Objectives:
#1 Write out the forum thread about the Epson projector from "I have always" up to and including "(Jul 23, 2004)", swapping "vga cable" for "HDMI cable".
#2 In the forum thread about the Epson projector, which MacBook Pro port does krs use to connect to an Epson projector?

Page excerpt:
# # # # # # #

# Epson projector / USB / Macbook Pro



## jimwww (May 11, 2008)

I tried to use a usb plugin from an Epson Projector for my macbook pro 10.7 and I could not get the projector to show my screen.. I changed screen resolution as well - nothing (even rebooted)
Any ideas?

(first time I ever hooked up a projector to a macbook pro)


----------



## NFtoBC (Jun 24, 2011)

I have always used the thunderbolt port > mini display adapter > vga cable > projector. I thought the USB connection was to communicate the functions of the projector's remote control to the computer.


----------



## steadfast (Jul 23, 2004)

I always make sure everything is plugged in BEFORE turning my MacBook Pro. Epson directions use to say turn projector on first but a nephew of mine who is in the business pointed out that the computer can find the connection easier if things are plugged in first. No on occasion I have had to change the USB outlet that I had been using on the side of the MacBook.


----------



## krs (Mar 18, 2005)

jimwww said:


> I tried to use a usb plugin from an Epson Projector for my macbook pro 10.7 and I could not get the projector to show my screen.. I changed screen resolution as well - nothing (even rebooted)
> Any ideas?
> 
> (first time I ever hooked up a projector to a macbook pro)


Which Epson projector are you using?

And where does USB come in?
Doesn't one need to connect from the MacBook pro via the video ports?

I connect my MacBook pro to an Epson projector using the DVI port on the MacBook pro and the video input on the Epson.
No problem.

USB doesn't even enter the picture.


----------



## pm-r (May 17, 2009)

The projector model would sure help.

If it's one of the USB models, have you installed the supporting software from their site??

Probably you'll need their "USB Display v1.50" software installed at least.

Epson Support - Drivers, FAQs, Troubleshooting, Technical Support, Documents & Manuals for Epson Products - Epson America, Inc.


----------



## krs (Mar 18, 2005)

Maybe this will help:

Epson EX5200, FAQ - Technical Support - Epson America, Inc.

I didn't even know one could use USB to connect the video to a projector.
This support note of course assumes the specific Epson projector can accept video via USB - I have a USB port on my Epson projector but not for video.


----------



## krs (Mar 18, 2005)

I can just see it - jimwww is going to come back and say "I tried all that already"....

and this turns out to be another "Lion got cha"


----------



## pm-r (May 17, 2009)

And no mention of model etc. 

At least the USB Display v1.50 software says it also works with 10.7. Yeah right!! So has some other software I have tried. So back to SL and most everything works. 

One exception, a networked Laxmark Pinnacle Pro 901 using the recommended network setup for print and scan and finally gave up. yet it worked with 10.5.8 and 10.7.x. Wasted over 12-14 hours with three fourth level techs last late fall and even they finally gave up.

# # # # # # #

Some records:
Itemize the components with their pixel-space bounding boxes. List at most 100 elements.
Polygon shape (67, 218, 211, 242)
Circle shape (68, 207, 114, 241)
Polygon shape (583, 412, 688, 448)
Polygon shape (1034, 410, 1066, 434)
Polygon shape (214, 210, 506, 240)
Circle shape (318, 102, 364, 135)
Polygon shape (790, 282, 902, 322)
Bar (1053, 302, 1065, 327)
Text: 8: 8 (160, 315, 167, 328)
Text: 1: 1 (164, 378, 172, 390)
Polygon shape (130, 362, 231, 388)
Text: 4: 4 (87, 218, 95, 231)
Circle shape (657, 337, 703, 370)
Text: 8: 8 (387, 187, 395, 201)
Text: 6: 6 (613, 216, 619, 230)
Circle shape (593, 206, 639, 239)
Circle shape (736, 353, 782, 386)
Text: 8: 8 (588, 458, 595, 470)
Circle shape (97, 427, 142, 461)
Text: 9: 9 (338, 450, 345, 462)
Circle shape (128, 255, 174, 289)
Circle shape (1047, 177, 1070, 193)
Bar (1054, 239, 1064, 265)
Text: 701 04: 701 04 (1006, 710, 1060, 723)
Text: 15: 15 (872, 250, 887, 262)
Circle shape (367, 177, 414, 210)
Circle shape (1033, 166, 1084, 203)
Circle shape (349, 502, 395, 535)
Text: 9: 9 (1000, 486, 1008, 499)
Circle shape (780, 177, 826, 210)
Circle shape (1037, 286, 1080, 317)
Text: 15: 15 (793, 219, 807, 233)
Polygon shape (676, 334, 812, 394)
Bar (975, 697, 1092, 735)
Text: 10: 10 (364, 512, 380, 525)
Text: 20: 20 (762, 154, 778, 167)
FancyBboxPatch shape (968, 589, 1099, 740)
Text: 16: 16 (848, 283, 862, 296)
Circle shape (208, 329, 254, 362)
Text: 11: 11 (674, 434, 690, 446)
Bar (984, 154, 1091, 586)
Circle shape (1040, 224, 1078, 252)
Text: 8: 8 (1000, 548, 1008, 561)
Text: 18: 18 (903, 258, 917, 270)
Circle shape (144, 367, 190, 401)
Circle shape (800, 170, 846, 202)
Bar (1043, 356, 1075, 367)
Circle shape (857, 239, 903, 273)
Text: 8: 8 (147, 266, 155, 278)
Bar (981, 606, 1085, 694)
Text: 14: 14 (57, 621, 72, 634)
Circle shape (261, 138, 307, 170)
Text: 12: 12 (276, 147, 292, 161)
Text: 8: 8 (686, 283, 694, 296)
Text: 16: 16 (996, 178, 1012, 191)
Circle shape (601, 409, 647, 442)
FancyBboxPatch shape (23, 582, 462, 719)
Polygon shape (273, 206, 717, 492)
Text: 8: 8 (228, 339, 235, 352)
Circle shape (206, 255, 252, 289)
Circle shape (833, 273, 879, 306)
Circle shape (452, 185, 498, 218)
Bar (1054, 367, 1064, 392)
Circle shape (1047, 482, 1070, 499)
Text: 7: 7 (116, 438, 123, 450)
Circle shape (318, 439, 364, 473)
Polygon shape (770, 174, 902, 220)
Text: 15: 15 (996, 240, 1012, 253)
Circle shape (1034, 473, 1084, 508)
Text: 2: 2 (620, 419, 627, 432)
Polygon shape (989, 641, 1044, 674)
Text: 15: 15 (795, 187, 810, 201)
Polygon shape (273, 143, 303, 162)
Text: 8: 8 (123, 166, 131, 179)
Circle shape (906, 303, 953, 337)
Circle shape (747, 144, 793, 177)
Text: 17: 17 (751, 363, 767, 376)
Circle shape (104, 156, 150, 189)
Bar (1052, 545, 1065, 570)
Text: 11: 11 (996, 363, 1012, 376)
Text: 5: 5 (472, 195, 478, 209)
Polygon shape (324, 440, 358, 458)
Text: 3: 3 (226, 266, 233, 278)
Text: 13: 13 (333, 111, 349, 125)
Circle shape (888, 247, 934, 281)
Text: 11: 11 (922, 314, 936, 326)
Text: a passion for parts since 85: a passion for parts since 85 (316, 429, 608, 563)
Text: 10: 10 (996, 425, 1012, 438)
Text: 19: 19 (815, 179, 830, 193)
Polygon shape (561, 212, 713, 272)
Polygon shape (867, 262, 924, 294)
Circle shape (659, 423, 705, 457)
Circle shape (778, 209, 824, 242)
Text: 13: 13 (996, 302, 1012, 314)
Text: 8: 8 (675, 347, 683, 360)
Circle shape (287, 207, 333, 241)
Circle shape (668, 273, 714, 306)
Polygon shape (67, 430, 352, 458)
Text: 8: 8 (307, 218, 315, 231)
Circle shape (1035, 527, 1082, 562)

# # # # # # #

Solutions by task:
#1
I have always used the thunderbolt port > mini display adapter > HDMI cable > projector. I thought the USB connection was to communicate the functions of the projector's remote control to the computer.


----------



## steadfast (Jul 23, 2004)

#2 The DVI port.